▸ To do:
Below are some records; work out how many of their lines contain "Floor" and give the number only.
>> begin Dataset rows
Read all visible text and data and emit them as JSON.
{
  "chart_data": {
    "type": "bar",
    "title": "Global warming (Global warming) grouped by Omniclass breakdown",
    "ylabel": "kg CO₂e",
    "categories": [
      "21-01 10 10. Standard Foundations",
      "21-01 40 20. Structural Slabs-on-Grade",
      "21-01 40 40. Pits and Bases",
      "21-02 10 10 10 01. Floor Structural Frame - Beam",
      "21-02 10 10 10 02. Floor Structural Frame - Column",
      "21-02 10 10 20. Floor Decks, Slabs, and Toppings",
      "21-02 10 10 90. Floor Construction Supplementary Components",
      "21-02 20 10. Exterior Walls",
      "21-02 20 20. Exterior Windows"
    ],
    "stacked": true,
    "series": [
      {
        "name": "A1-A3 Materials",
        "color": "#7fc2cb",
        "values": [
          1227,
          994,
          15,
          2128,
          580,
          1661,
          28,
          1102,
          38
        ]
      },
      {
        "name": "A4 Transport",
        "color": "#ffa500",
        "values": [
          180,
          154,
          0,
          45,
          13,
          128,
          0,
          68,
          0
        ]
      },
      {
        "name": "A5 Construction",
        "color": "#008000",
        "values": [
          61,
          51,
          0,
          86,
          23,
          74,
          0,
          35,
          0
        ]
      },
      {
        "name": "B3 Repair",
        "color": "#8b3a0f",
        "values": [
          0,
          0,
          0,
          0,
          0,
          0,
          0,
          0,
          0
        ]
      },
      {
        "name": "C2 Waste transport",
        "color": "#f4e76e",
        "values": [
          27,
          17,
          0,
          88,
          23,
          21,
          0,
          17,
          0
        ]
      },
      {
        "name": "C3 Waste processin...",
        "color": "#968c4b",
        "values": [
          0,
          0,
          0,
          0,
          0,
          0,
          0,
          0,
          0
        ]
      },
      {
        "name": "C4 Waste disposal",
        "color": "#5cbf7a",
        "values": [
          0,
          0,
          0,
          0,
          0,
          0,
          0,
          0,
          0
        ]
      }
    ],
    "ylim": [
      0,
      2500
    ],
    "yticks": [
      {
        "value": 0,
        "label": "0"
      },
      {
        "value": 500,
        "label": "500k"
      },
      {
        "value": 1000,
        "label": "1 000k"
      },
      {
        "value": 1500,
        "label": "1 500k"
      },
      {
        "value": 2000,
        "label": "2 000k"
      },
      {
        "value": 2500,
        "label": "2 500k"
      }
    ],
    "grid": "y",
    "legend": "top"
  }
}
>> end Dataset rows
▸ Exercise solution:
4